## Begin SUPPLIED MATERIAL
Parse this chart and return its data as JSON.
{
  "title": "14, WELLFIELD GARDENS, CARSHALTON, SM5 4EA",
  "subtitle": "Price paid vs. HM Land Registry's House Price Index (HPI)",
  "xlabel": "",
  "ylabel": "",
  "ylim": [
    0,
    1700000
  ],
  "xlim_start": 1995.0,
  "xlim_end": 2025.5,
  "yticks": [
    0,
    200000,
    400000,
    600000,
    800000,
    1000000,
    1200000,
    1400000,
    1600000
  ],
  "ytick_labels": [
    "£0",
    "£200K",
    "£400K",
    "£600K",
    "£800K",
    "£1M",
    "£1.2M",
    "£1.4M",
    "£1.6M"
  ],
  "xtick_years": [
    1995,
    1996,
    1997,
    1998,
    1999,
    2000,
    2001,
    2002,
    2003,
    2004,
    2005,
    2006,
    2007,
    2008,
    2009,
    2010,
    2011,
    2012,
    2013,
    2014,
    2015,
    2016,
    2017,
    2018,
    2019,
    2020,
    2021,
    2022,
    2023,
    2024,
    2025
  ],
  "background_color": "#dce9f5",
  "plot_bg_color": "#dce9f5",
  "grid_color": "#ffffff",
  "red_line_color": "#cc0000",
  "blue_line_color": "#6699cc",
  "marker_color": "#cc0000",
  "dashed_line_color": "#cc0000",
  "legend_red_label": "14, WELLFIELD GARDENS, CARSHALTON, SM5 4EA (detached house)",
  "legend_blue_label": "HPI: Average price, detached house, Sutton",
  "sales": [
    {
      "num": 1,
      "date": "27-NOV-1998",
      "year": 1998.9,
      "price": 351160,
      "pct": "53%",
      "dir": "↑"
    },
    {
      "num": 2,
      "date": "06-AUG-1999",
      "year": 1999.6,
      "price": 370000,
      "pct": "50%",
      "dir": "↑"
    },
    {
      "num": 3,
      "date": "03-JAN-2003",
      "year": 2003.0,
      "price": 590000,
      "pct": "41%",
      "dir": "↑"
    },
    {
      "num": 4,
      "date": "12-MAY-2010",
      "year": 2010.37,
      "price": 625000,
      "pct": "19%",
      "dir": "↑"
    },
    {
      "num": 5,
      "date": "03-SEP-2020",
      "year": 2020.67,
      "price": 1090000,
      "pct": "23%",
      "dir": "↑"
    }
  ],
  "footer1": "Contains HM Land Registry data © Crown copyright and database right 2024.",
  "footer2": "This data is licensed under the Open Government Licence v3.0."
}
## End SUPPLIED MATERIAL
:: REQUIREMENT ::
Reproduce each entry from the records above, character for character.

:: EXPECTED ANSWER ::
Parse this chart and return its data as JSON.
{
  "title": "14, WELLFIELD GARDENS, CARSHALTON, SM5 4EA",
  "subtitle": "Price paid vs. HM Land Registry's House Price Index (HPI)",
  "xlabel": "",
  "ylabel": "",
  "ylim": [
    0,
    1700000
  ],
  "xlim_start": 1995.0,
  "xlim_end": 2025.5,
  "yticks": [
    0,
    200000,
    400000,
    600000,
    800000,
    1000000,
    1200000,
    1400000,
    1600000
  ],
  "ytick_labels": [
    "£0",
    "£200K",
    "£400K",
    "£600K",
    "£800K",
    "£1M",
    "£1.2M",
    "£1.4M",
    "£1.6M"
  ],
  "xtick_years": [
    1995,
    1996,
    1997,
    1998,
    1999,
    2000,
    2001,
    2002,
    2003,
    2004,
    2005,
    2006,
    2007,
    2008,
    2009,
    2010,
    2011,
    2012,
    2013,
    2014,
    2015,
    2016,
    2017,
    2018,
    2019,
    2020,
    2021,
    2022,
    2023,
    2024,
    2025
  ],
  "background_color": "#dce9f5",
  "plot_bg_color": "#dce9f5",
  "grid_color": "#ffffff",
  "red_line_color": "#cc0000",
  "blue_line_color": "#6699cc",
  "marker_color": "#cc0000",
  "dashed_line_color": "#cc0000",
  "legend_red_label": "14, WELLFIELD GARDENS, CARSHALTON, SM5 4EA (detached house)",
  "legend_blue_label": "HPI: Average price, detached house, Sutton",
  "sales": [
    {
      "num": 1,
      "date": "27-NOV-1998",
      "year": 1998.9,
      "price": 351160,
      "pct": "53%",
      "dir": "↑"
    },
    {
      "num": 2,
      "date": "06-AUG-1999",
      "year": 1999.6,
      "price": 370000,
      "pct": "50%",
      "dir": "↑"
    },
    {
      "num": 3,
      "date": "03-JAN-2003",
      "year": 2003.0,
      "price": 590000,
      "pct": "41%",
      "dir": "↑"
    },
    {
      "num": 4,
      "date": "12-MAY-2010",
      "year": 2010.37,
      "price": 625000,
      "pct": "19%",
      "dir": "↑"
    },
    {
      "num": 5,
      "date": "03-SEP-2020",
      "year": 2020.67,
      "price": 1090000,
      "pct": "23%",
      "dir": "↑"
    }
  ],
  "footer1": "Contains HM Land Registry data © Crown copyright and database right 2024.",
  "footer2": "This data is licensed under the Open Government Licence v3.0."
}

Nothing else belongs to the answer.